__INSTRUCTIONS TO FOLLOW__: Work out how many lines of the records hold the string "this", and reply with that number alone.

__RECORD SET__:
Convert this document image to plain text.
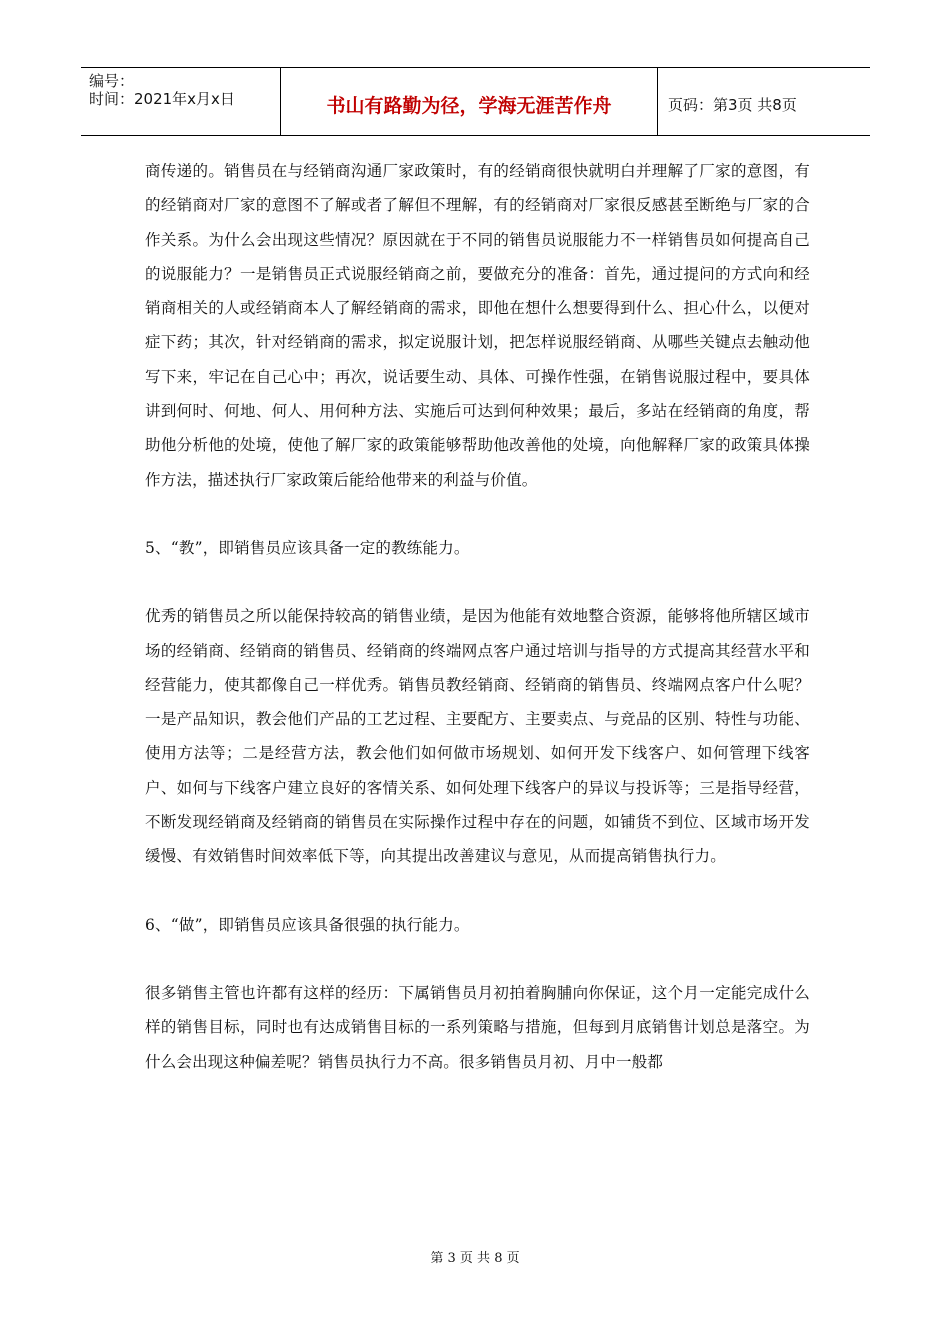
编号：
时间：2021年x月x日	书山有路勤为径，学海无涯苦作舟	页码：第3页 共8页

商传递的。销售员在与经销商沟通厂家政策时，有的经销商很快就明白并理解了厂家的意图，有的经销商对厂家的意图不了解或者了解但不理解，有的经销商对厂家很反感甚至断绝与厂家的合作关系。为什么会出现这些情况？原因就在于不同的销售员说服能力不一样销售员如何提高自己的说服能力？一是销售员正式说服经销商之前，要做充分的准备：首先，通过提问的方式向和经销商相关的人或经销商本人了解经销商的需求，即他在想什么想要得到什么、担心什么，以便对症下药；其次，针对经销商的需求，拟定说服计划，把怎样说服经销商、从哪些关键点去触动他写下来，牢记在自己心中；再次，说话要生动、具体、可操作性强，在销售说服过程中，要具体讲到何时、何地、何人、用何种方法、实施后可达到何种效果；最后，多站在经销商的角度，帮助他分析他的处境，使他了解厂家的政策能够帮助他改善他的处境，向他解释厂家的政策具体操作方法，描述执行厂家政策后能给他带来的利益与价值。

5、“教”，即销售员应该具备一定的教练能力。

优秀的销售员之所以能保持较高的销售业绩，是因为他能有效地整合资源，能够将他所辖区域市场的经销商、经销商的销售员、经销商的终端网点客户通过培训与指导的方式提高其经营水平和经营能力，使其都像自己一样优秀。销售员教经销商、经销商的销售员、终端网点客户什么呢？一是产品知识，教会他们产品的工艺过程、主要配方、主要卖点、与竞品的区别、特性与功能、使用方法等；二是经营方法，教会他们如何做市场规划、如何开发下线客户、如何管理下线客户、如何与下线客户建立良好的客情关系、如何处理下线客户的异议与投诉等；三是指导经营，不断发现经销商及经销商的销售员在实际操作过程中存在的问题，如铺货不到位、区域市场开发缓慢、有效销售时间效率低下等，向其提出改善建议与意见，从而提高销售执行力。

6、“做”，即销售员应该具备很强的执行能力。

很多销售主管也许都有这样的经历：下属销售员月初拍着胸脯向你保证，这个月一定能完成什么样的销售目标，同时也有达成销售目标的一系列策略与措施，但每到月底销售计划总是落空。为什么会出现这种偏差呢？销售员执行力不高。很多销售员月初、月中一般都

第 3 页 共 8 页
---
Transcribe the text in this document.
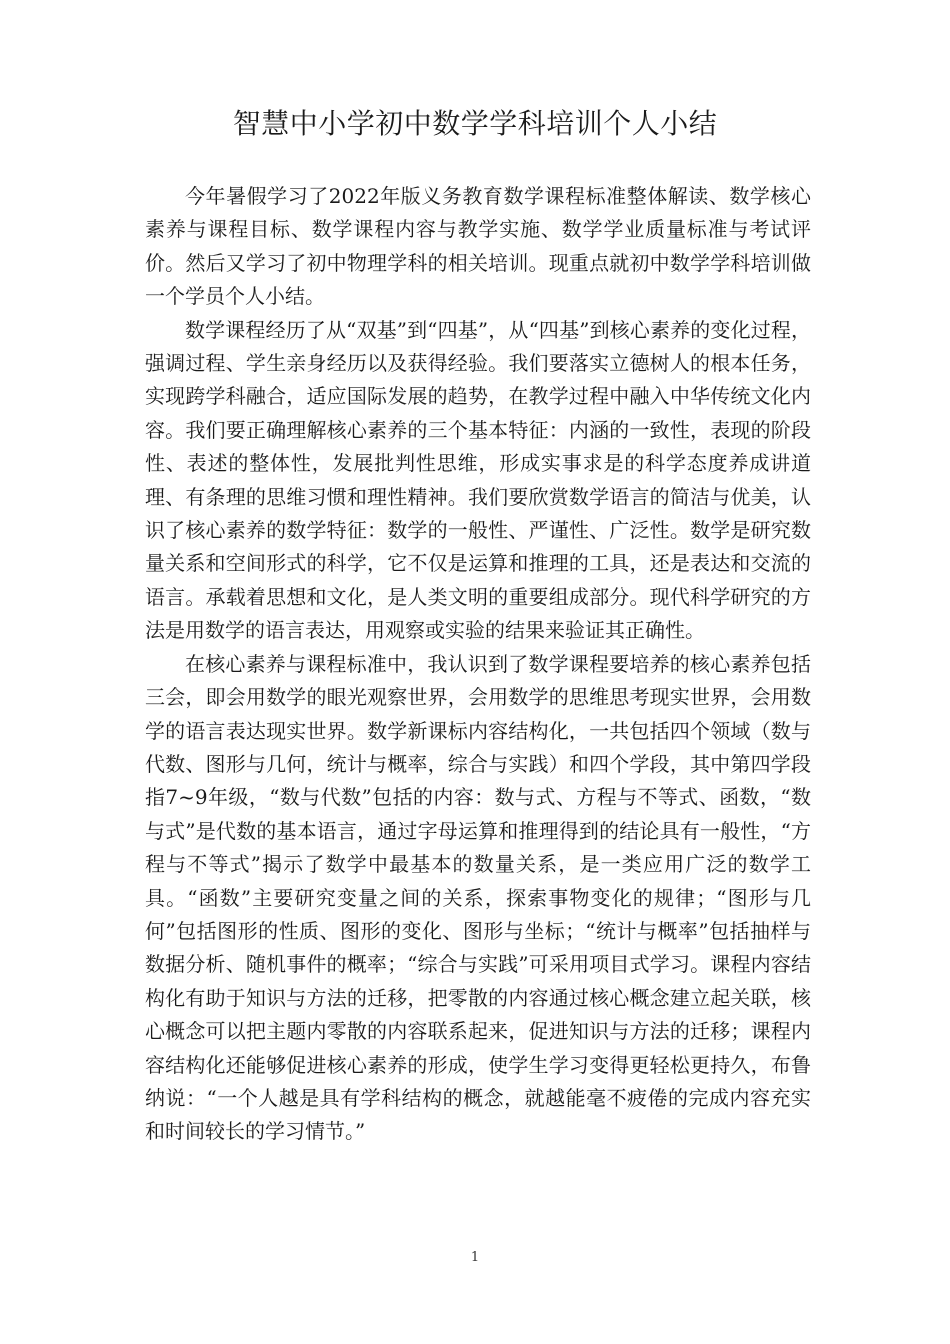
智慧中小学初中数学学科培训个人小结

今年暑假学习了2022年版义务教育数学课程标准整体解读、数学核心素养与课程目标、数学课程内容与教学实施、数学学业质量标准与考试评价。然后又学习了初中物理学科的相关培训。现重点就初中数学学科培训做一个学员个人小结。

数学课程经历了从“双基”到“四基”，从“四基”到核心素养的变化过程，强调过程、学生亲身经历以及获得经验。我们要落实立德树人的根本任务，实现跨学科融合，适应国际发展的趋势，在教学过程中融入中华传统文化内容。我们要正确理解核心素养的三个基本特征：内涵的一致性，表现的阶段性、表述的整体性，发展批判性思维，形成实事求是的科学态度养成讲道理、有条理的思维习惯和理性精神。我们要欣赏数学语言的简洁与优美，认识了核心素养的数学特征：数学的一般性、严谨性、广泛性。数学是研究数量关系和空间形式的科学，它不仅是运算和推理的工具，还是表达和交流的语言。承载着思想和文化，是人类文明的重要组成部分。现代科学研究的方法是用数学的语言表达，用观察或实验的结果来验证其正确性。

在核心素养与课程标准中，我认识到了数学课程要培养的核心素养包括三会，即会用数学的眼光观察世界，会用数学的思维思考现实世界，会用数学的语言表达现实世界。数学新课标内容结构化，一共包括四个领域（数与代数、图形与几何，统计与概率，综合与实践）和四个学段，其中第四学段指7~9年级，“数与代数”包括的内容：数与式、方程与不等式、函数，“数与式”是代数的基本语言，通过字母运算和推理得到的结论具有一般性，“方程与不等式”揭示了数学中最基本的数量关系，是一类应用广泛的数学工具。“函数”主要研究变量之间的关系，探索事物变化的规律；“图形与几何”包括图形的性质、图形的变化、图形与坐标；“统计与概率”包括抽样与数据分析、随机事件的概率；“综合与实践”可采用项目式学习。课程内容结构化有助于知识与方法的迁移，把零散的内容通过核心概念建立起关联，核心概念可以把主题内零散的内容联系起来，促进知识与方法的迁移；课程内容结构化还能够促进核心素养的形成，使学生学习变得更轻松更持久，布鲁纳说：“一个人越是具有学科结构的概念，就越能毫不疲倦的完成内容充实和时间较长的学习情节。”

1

__RESPONSE__: 2